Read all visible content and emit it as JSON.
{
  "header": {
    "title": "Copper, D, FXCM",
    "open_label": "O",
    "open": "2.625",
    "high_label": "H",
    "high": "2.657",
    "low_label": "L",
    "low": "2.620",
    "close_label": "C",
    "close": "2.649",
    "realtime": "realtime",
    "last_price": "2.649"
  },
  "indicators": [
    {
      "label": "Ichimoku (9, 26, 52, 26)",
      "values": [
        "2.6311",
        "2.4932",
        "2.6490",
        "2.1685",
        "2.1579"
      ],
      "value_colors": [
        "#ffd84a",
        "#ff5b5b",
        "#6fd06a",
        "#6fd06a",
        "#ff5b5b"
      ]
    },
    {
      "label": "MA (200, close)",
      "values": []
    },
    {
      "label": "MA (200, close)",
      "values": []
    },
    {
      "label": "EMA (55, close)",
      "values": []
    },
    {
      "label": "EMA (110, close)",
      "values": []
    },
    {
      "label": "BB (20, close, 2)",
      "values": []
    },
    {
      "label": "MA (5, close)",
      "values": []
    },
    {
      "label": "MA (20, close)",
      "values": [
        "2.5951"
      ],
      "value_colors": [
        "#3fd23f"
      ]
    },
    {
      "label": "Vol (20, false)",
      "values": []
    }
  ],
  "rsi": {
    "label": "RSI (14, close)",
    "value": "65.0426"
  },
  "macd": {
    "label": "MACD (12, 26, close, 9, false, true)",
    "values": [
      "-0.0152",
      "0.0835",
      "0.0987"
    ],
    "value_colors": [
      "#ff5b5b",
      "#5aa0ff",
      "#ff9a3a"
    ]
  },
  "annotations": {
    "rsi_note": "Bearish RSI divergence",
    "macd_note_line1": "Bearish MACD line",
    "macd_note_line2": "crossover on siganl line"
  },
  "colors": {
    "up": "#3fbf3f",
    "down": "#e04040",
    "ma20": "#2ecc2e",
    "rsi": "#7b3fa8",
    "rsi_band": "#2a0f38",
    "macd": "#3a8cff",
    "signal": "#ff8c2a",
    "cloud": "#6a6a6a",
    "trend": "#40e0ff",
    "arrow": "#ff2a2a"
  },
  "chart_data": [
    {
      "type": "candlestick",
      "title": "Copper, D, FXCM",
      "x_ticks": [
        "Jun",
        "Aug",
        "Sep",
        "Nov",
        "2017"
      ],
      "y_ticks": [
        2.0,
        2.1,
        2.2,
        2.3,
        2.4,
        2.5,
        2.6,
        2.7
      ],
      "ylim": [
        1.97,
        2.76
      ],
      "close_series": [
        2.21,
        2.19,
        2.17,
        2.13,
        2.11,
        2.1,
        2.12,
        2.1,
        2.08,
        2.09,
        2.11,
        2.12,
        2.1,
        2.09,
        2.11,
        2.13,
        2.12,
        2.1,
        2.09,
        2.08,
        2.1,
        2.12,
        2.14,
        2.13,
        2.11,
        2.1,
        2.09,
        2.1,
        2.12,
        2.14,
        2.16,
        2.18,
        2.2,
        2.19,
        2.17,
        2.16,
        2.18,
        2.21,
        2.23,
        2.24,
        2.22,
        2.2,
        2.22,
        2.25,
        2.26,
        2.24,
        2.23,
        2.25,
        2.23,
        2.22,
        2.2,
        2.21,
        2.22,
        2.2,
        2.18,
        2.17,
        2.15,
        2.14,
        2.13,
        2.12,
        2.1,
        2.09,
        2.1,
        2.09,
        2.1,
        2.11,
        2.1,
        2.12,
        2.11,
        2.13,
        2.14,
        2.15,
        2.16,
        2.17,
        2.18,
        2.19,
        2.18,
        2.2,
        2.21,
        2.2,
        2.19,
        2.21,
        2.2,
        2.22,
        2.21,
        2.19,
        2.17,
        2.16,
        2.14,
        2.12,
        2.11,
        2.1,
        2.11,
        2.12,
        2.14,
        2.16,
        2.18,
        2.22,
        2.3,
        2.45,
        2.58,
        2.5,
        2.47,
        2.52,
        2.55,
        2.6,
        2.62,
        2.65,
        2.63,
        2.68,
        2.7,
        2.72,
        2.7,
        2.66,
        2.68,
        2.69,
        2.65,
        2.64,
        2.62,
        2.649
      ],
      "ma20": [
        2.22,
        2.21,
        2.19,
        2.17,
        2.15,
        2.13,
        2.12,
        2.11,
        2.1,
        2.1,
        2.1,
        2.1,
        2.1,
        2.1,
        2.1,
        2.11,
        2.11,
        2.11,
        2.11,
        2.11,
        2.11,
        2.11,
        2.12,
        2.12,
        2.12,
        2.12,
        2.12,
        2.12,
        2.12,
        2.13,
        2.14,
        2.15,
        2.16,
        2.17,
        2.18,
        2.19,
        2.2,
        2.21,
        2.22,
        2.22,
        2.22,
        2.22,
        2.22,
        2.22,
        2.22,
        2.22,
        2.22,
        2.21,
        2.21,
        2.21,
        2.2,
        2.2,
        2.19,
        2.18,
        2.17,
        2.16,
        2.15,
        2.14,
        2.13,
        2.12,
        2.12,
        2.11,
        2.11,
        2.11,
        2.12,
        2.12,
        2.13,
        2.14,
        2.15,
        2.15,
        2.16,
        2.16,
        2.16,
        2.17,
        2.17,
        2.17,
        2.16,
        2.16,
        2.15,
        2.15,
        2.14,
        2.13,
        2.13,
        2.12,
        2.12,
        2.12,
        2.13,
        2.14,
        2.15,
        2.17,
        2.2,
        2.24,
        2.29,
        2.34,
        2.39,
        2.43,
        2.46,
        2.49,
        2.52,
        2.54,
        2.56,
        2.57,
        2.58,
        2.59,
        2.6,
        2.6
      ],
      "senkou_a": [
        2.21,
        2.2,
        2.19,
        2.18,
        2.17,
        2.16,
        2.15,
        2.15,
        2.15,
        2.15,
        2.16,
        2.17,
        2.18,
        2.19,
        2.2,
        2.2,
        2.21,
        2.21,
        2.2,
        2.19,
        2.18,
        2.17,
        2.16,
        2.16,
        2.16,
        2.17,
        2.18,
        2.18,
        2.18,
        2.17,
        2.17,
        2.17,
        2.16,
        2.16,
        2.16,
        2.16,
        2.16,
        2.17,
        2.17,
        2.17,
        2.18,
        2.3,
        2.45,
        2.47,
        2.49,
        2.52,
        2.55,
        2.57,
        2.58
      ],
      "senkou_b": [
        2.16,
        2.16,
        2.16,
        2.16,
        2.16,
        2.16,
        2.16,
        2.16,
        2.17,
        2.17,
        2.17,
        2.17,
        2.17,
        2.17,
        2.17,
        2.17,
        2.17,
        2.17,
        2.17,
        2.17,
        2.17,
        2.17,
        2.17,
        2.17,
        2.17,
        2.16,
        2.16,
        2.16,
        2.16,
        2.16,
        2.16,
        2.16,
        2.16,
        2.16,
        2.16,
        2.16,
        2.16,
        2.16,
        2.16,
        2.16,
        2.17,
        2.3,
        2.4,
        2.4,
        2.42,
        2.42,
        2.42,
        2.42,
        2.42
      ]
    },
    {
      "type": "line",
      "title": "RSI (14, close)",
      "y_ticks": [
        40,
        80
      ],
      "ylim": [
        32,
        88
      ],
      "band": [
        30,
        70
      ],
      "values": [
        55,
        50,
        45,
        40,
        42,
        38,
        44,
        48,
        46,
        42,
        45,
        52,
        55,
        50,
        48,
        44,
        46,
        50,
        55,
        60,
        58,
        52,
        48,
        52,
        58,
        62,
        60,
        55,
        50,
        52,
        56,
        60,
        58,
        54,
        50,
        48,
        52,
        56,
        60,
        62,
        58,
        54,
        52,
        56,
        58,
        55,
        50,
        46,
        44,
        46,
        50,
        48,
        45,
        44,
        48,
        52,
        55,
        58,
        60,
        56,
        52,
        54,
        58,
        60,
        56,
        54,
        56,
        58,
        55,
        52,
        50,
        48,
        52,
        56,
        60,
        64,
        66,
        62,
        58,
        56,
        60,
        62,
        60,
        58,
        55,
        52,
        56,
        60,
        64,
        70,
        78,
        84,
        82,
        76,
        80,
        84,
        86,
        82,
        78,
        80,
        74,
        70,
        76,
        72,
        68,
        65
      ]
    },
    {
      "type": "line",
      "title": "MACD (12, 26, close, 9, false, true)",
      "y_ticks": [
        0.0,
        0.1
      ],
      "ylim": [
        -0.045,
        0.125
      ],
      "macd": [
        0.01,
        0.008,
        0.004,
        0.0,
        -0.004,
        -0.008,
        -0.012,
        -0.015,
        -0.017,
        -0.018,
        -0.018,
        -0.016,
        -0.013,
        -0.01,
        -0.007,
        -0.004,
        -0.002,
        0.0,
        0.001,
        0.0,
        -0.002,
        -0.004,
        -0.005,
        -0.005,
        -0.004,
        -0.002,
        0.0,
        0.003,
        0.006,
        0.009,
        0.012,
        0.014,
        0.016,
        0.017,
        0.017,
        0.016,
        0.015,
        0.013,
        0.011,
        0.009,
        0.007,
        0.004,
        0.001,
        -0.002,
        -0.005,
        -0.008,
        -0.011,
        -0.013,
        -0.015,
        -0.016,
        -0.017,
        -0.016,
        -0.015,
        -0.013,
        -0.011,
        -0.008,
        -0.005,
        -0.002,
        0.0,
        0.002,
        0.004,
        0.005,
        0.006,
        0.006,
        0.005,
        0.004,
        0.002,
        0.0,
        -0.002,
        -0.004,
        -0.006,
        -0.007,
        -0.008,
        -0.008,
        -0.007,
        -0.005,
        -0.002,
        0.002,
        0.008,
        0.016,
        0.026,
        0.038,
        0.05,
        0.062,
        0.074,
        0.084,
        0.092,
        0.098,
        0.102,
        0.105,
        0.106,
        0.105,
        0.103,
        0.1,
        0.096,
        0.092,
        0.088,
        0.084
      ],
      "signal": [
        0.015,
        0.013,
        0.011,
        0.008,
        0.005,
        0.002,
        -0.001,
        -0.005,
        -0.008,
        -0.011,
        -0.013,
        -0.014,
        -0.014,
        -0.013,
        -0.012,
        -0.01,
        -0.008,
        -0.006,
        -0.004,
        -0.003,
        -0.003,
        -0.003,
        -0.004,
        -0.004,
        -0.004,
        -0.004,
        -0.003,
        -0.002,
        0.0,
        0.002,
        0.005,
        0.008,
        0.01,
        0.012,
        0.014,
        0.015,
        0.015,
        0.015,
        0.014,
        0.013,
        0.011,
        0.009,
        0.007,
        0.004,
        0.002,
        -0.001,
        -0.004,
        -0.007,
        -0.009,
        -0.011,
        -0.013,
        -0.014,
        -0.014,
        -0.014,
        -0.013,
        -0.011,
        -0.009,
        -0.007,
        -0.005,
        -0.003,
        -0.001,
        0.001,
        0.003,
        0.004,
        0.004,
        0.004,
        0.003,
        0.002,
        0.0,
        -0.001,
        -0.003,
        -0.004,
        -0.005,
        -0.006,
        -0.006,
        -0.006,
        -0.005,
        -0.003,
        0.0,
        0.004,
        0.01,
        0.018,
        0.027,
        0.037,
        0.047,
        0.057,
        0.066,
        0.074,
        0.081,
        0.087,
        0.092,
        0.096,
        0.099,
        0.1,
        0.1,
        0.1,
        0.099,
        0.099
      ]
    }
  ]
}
* * * * * * * * *
PROBLEM STATEMENT — Extract all lines containing the word "false".

REPLY —
      "label": "Vol (20, false)",
    "label": "MACD (12, 26, close, 9, false, true)",
      "title": "MACD (12, 26, close, 9, false, true)",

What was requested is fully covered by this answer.